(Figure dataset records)
◇ ◇ ◇

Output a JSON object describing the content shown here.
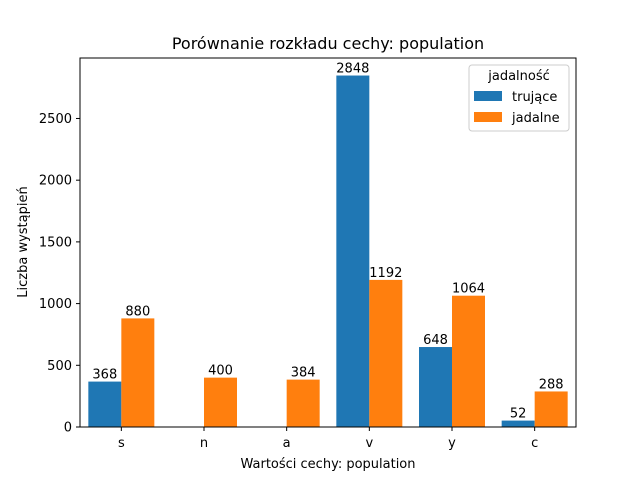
{
  "chart_data": {
    "type": "bar",
    "title": "Porównanie rozkładu cechy: population",
    "xlabel": "Wartości cechy: population",
    "ylabel": "Liczba wystąpień",
    "categories": [
      "s",
      "n",
      "a",
      "v",
      "y",
      "c"
    ],
    "series": [
      {
        "name": "trujące",
        "color": "#1f77b4",
        "values": [
          368,
          0,
          0,
          2848,
          648,
          52
        ]
      },
      {
        "name": "jadalne",
        "color": "#ff7f0e",
        "values": [
          880,
          400,
          384,
          1192,
          1064,
          288
        ]
      }
    ],
    "data_labels": [
      [
        "368",
        "",
        "",
        "2848",
        "648",
        "52"
      ],
      [
        "880",
        "400",
        "384",
        "1192",
        "1064",
        "288"
      ]
    ],
    "ylim": [
      0,
      2990
    ],
    "yticks": [
      0,
      500,
      1000,
      1500,
      2000,
      2500
    ],
    "grid": false,
    "legend": {
      "title": "jadalność",
      "placement": "top-right"
    }
  }
}
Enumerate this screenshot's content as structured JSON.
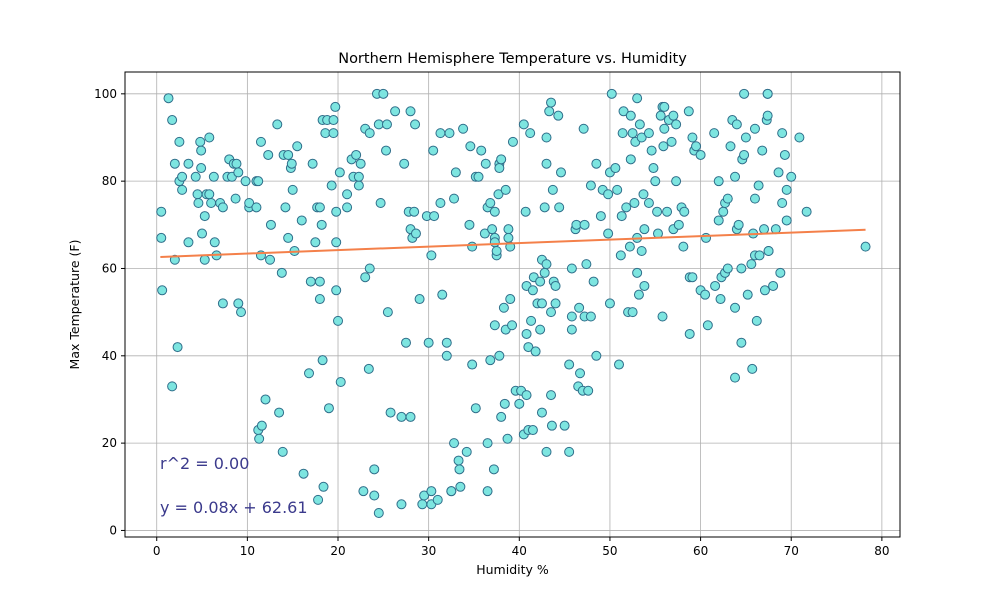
{
  "chart_data": {
    "type": "scatter",
    "title": "Northern Hemisphere Temperature vs. Humidity",
    "xlabel": "Humidity %",
    "ylabel": "Max Temperature (F)",
    "xlim": [
      -3.5,
      82
    ],
    "ylim": [
      -1.5,
      105
    ],
    "xticks": [
      0,
      10,
      20,
      30,
      40,
      50,
      60,
      70,
      80
    ],
    "yticks": [
      0,
      20,
      40,
      60,
      80,
      100
    ],
    "grid": true,
    "marker_color": "#7de5e0",
    "marker_edge_color": "#2f6e8a",
    "regression": {
      "slope": 0.08,
      "intercept": 62.61,
      "x_range": [
        0.4,
        78.2
      ],
      "color": "#f4804a"
    },
    "annotations": [
      "r^2 = 0.00",
      "y = 0.08x + 62.61"
    ],
    "annotation_color": "#3b3a8c",
    "points": [
      [
        1.3,
        99
      ],
      [
        1.7,
        94
      ],
      [
        0.5,
        73
      ],
      [
        0.5,
        67
      ],
      [
        0.6,
        55
      ],
      [
        1.7,
        33
      ],
      [
        2.0,
        84
      ],
      [
        2.0,
        62
      ],
      [
        2.3,
        42
      ],
      [
        2.5,
        89
      ],
      [
        2.5,
        80
      ],
      [
        2.8,
        81
      ],
      [
        2.8,
        78
      ],
      [
        3.5,
        84
      ],
      [
        3.5,
        66
      ],
      [
        4.3,
        81
      ],
      [
        4.5,
        77
      ],
      [
        4.6,
        75
      ],
      [
        4.8,
        89
      ],
      [
        4.9,
        87
      ],
      [
        4.9,
        83
      ],
      [
        5.0,
        68
      ],
      [
        5.3,
        72
      ],
      [
        5.3,
        62
      ],
      [
        5.5,
        77
      ],
      [
        5.8,
        77
      ],
      [
        5.8,
        90
      ],
      [
        6.0,
        75
      ],
      [
        6.3,
        81
      ],
      [
        6.4,
        66
      ],
      [
        6.6,
        63
      ],
      [
        7.0,
        75
      ],
      [
        7.3,
        74
      ],
      [
        7.3,
        52
      ],
      [
        7.8,
        81
      ],
      [
        8.0,
        85
      ],
      [
        8.3,
        81
      ],
      [
        8.5,
        84
      ],
      [
        8.7,
        76
      ],
      [
        8.8,
        84
      ],
      [
        9.0,
        82
      ],
      [
        9.0,
        52
      ],
      [
        9.3,
        50
      ],
      [
        9.8,
        80
      ],
      [
        10.2,
        74
      ],
      [
        10.2,
        75
      ],
      [
        11.0,
        80
      ],
      [
        11.2,
        80
      ],
      [
        11.0,
        74
      ],
      [
        11.5,
        89
      ],
      [
        11.5,
        63
      ],
      [
        11.2,
        23
      ],
      [
        11.3,
        21
      ],
      [
        11.6,
        24
      ],
      [
        12.0,
        30
      ],
      [
        12.3,
        86
      ],
      [
        12.5,
        62
      ],
      [
        12.6,
        70
      ],
      [
        13.3,
        93
      ],
      [
        13.5,
        27
      ],
      [
        13.8,
        59
      ],
      [
        13.9,
        18
      ],
      [
        14.0,
        86
      ],
      [
        14.2,
        74
      ],
      [
        14.5,
        86
      ],
      [
        14.5,
        67
      ],
      [
        14.8,
        83
      ],
      [
        14.9,
        84
      ],
      [
        15.0,
        78
      ],
      [
        15.2,
        64
      ],
      [
        15.5,
        88
      ],
      [
        16.0,
        71
      ],
      [
        16.2,
        13
      ],
      [
        16.8,
        36
      ],
      [
        17.0,
        57
      ],
      [
        17.2,
        84
      ],
      [
        17.5,
        66
      ],
      [
        17.7,
        74
      ],
      [
        17.8,
        7
      ],
      [
        18.0,
        74
      ],
      [
        18.0,
        53
      ],
      [
        18.0,
        57
      ],
      [
        18.3,
        39
      ],
      [
        18.4,
        10
      ],
      [
        18.2,
        70
      ],
      [
        18.3,
        94
      ],
      [
        18.6,
        91
      ],
      [
        18.8,
        94
      ],
      [
        19.0,
        28
      ],
      [
        19.3,
        79
      ],
      [
        19.5,
        94
      ],
      [
        19.7,
        97
      ],
      [
        19.5,
        91
      ],
      [
        19.8,
        73
      ],
      [
        19.8,
        66
      ],
      [
        19.8,
        55
      ],
      [
        20.0,
        48
      ],
      [
        20.2,
        82
      ],
      [
        20.3,
        34
      ],
      [
        21.0,
        77
      ],
      [
        21.0,
        74
      ],
      [
        21.5,
        85
      ],
      [
        21.7,
        81
      ],
      [
        22.0,
        86
      ],
      [
        22.3,
        79
      ],
      [
        22.3,
        81
      ],
      [
        22.5,
        84
      ],
      [
        22.8,
        9
      ],
      [
        23.0,
        92
      ],
      [
        23.0,
        58
      ],
      [
        23.4,
        37
      ],
      [
        23.5,
        60
      ],
      [
        23.5,
        91
      ],
      [
        24.0,
        8
      ],
      [
        24.0,
        14
      ],
      [
        24.3,
        100
      ],
      [
        24.5,
        93
      ],
      [
        24.5,
        4
      ],
      [
        24.7,
        75
      ],
      [
        25.0,
        100
      ],
      [
        25.3,
        87
      ],
      [
        25.4,
        93
      ],
      [
        25.5,
        50
      ],
      [
        25.8,
        27
      ],
      [
        26.3,
        96
      ],
      [
        27.0,
        6
      ],
      [
        27.0,
        26
      ],
      [
        27.3,
        84
      ],
      [
        27.5,
        43
      ],
      [
        27.8,
        73
      ],
      [
        28.0,
        96
      ],
      [
        28.0,
        69
      ],
      [
        28.0,
        26
      ],
      [
        28.2,
        67
      ],
      [
        28.4,
        73
      ],
      [
        28.5,
        93
      ],
      [
        28.6,
        68
      ],
      [
        29.0,
        53
      ],
      [
        29.3,
        6
      ],
      [
        29.5,
        8
      ],
      [
        29.8,
        72
      ],
      [
        30.0,
        43
      ],
      [
        30.3,
        9
      ],
      [
        30.3,
        63
      ],
      [
        30.3,
        6
      ],
      [
        30.5,
        87
      ],
      [
        30.6,
        72
      ],
      [
        31.0,
        7
      ],
      [
        31.3,
        91
      ],
      [
        31.3,
        75
      ],
      [
        31.5,
        54
      ],
      [
        32.0,
        43
      ],
      [
        32.0,
        40
      ],
      [
        32.3,
        91
      ],
      [
        32.5,
        9
      ],
      [
        32.5,
        9
      ],
      [
        32.8,
        76
      ],
      [
        32.8,
        20
      ],
      [
        33.0,
        82
      ],
      [
        33.3,
        16
      ],
      [
        33.4,
        14
      ],
      [
        33.5,
        10
      ],
      [
        33.8,
        92
      ],
      [
        34.2,
        18
      ],
      [
        34.5,
        70
      ],
      [
        34.6,
        88
      ],
      [
        34.8,
        65
      ],
      [
        34.8,
        38
      ],
      [
        35.2,
        81
      ],
      [
        35.2,
        28
      ],
      [
        35.5,
        81
      ],
      [
        35.8,
        87
      ],
      [
        36.2,
        68
      ],
      [
        36.3,
        84
      ],
      [
        36.5,
        9
      ],
      [
        36.5,
        74
      ],
      [
        36.5,
        20
      ],
      [
        36.8,
        39
      ],
      [
        36.8,
        75
      ],
      [
        37.0,
        69
      ],
      [
        37.2,
        14
      ],
      [
        37.3,
        67
      ],
      [
        37.3,
        47
      ],
      [
        37.3,
        66
      ],
      [
        37.3,
        73
      ],
      [
        37.5,
        63
      ],
      [
        37.5,
        64
      ],
      [
        37.7,
        77
      ],
      [
        37.8,
        40
      ],
      [
        37.8,
        84
      ],
      [
        37.8,
        83
      ],
      [
        38.0,
        85
      ],
      [
        38.0,
        26
      ],
      [
        38.3,
        51
      ],
      [
        38.4,
        29
      ],
      [
        38.5,
        46
      ],
      [
        38.5,
        78
      ],
      [
        38.7,
        21
      ],
      [
        38.8,
        69
      ],
      [
        38.8,
        67
      ],
      [
        39.0,
        53
      ],
      [
        39.0,
        65
      ],
      [
        39.2,
        47
      ],
      [
        39.3,
        89
      ],
      [
        39.6,
        32
      ],
      [
        40.0,
        29
      ],
      [
        40.2,
        32
      ],
      [
        40.5,
        22
      ],
      [
        40.5,
        93
      ],
      [
        40.7,
        73
      ],
      [
        40.8,
        56
      ],
      [
        40.8,
        45
      ],
      [
        40.8,
        31
      ],
      [
        41.0,
        23
      ],
      [
        41.0,
        42
      ],
      [
        41.2,
        91
      ],
      [
        41.3,
        48
      ],
      [
        41.5,
        23
      ],
      [
        41.5,
        55
      ],
      [
        41.6,
        58
      ],
      [
        41.8,
        41
      ],
      [
        42.0,
        52
      ],
      [
        42.3,
        46
      ],
      [
        42.3,
        57
      ],
      [
        42.5,
        62
      ],
      [
        42.5,
        52
      ],
      [
        42.5,
        27
      ],
      [
        42.8,
        59
      ],
      [
        42.8,
        74
      ],
      [
        43.0,
        18
      ],
      [
        43.0,
        61
      ],
      [
        43.0,
        84
      ],
      [
        43.0,
        90
      ],
      [
        43.3,
        96
      ],
      [
        43.5,
        98
      ],
      [
        43.5,
        50
      ],
      [
        43.5,
        31
      ],
      [
        43.6,
        24
      ],
      [
        43.7,
        78
      ],
      [
        43.8,
        57
      ],
      [
        44.0,
        56
      ],
      [
        44.0,
        52
      ],
      [
        44.3,
        95
      ],
      [
        44.4,
        74
      ],
      [
        44.6,
        82
      ],
      [
        45.0,
        24
      ],
      [
        45.5,
        38
      ],
      [
        45.5,
        18
      ],
      [
        45.8,
        46
      ],
      [
        45.8,
        49
      ],
      [
        45.8,
        60
      ],
      [
        46.2,
        69
      ],
      [
        46.3,
        70
      ],
      [
        46.5,
        33
      ],
      [
        46.6,
        51
      ],
      [
        46.7,
        36
      ],
      [
        47.0,
        32
      ],
      [
        47.1,
        92
      ],
      [
        47.2,
        49
      ],
      [
        47.2,
        70
      ],
      [
        47.4,
        61
      ],
      [
        47.6,
        32
      ],
      [
        47.9,
        79
      ],
      [
        47.9,
        49
      ],
      [
        48.2,
        57
      ],
      [
        48.5,
        84
      ],
      [
        48.5,
        40
      ],
      [
        49.0,
        72
      ],
      [
        49.2,
        78
      ],
      [
        49.8,
        68
      ],
      [
        49.8,
        77
      ],
      [
        50.0,
        82
      ],
      [
        50.0,
        52
      ],
      [
        50.2,
        100
      ],
      [
        50.6,
        83
      ],
      [
        50.8,
        78
      ],
      [
        51.0,
        38
      ],
      [
        51.2,
        63
      ],
      [
        51.3,
        72
      ],
      [
        51.4,
        91
      ],
      [
        51.5,
        96
      ],
      [
        51.8,
        74
      ],
      [
        52.0,
        50
      ],
      [
        52.2,
        65
      ],
      [
        52.3,
        95
      ],
      [
        52.3,
        85
      ],
      [
        52.5,
        91
      ],
      [
        52.5,
        50
      ],
      [
        52.7,
        75
      ],
      [
        52.8,
        89
      ],
      [
        53.0,
        99
      ],
      [
        53.0,
        67
      ],
      [
        53.0,
        59
      ],
      [
        53.2,
        54
      ],
      [
        53.3,
        93
      ],
      [
        53.5,
        64
      ],
      [
        53.5,
        90
      ],
      [
        53.7,
        77
      ],
      [
        53.8,
        56
      ],
      [
        53.8,
        69
      ],
      [
        54.3,
        75
      ],
      [
        54.3,
        91
      ],
      [
        54.6,
        87
      ],
      [
        54.8,
        83
      ],
      [
        55.0,
        80
      ],
      [
        55.2,
        73
      ],
      [
        55.3,
        68
      ],
      [
        55.6,
        95
      ],
      [
        55.8,
        97
      ],
      [
        55.8,
        49
      ],
      [
        55.9,
        88
      ],
      [
        56.0,
        92
      ],
      [
        56.0,
        97
      ],
      [
        56.3,
        73
      ],
      [
        56.5,
        94
      ],
      [
        56.8,
        89
      ],
      [
        57.0,
        95
      ],
      [
        57.0,
        69
      ],
      [
        57.3,
        93
      ],
      [
        57.3,
        80
      ],
      [
        57.6,
        70
      ],
      [
        57.9,
        74
      ],
      [
        58.1,
        65
      ],
      [
        58.2,
        73
      ],
      [
        58.7,
        96
      ],
      [
        58.8,
        58
      ],
      [
        58.8,
        45
      ],
      [
        59.1,
        90
      ],
      [
        59.1,
        58
      ],
      [
        59.3,
        87
      ],
      [
        59.5,
        88
      ],
      [
        60.0,
        86
      ],
      [
        60.0,
        55
      ],
      [
        60.5,
        54
      ],
      [
        60.6,
        67
      ],
      [
        60.8,
        47
      ],
      [
        61.5,
        91
      ],
      [
        61.6,
        56
      ],
      [
        62.0,
        71
      ],
      [
        62.0,
        80
      ],
      [
        62.2,
        53
      ],
      [
        62.3,
        58
      ],
      [
        62.5,
        73
      ],
      [
        62.7,
        75
      ],
      [
        62.7,
        59
      ],
      [
        63.0,
        60
      ],
      [
        63.0,
        76
      ],
      [
        63.3,
        88
      ],
      [
        63.5,
        94
      ],
      [
        63.8,
        35
      ],
      [
        63.8,
        51
      ],
      [
        63.8,
        81
      ],
      [
        64.0,
        93
      ],
      [
        64.0,
        69
      ],
      [
        64.2,
        70
      ],
      [
        64.5,
        43
      ],
      [
        64.5,
        60
      ],
      [
        64.6,
        85
      ],
      [
        64.8,
        86
      ],
      [
        64.8,
        100
      ],
      [
        65.0,
        90
      ],
      [
        65.2,
        54
      ],
      [
        65.6,
        61
      ],
      [
        65.7,
        37
      ],
      [
        65.8,
        68
      ],
      [
        66.0,
        92
      ],
      [
        66.0,
        76
      ],
      [
        66.0,
        63
      ],
      [
        66.2,
        48
      ],
      [
        66.4,
        79
      ],
      [
        66.5,
        63
      ],
      [
        66.8,
        87
      ],
      [
        67.0,
        69
      ],
      [
        67.1,
        55
      ],
      [
        67.3,
        94
      ],
      [
        67.4,
        100
      ],
      [
        67.4,
        95
      ],
      [
        67.4,
        100
      ],
      [
        67.5,
        64
      ],
      [
        67.5,
        64
      ],
      [
        68.0,
        56
      ],
      [
        68.3,
        69
      ],
      [
        68.6,
        82
      ],
      [
        68.8,
        59
      ],
      [
        69.0,
        91
      ],
      [
        69.0,
        75
      ],
      [
        69.3,
        86
      ],
      [
        69.5,
        78
      ],
      [
        69.5,
        71
      ],
      [
        70.0,
        81
      ],
      [
        70.9,
        90
      ],
      [
        71.7,
        73
      ],
      [
        78.2,
        65
      ]
    ]
  }
}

◇ ◇ ◇

WHAT TO WORK ON: Search the data above for lines holding "cechy" and copy each of them.

TASK ANSWER:
    "title": "Porównanie rozkładu cechy: population",
    "xlabel": "Wartości cechy: population",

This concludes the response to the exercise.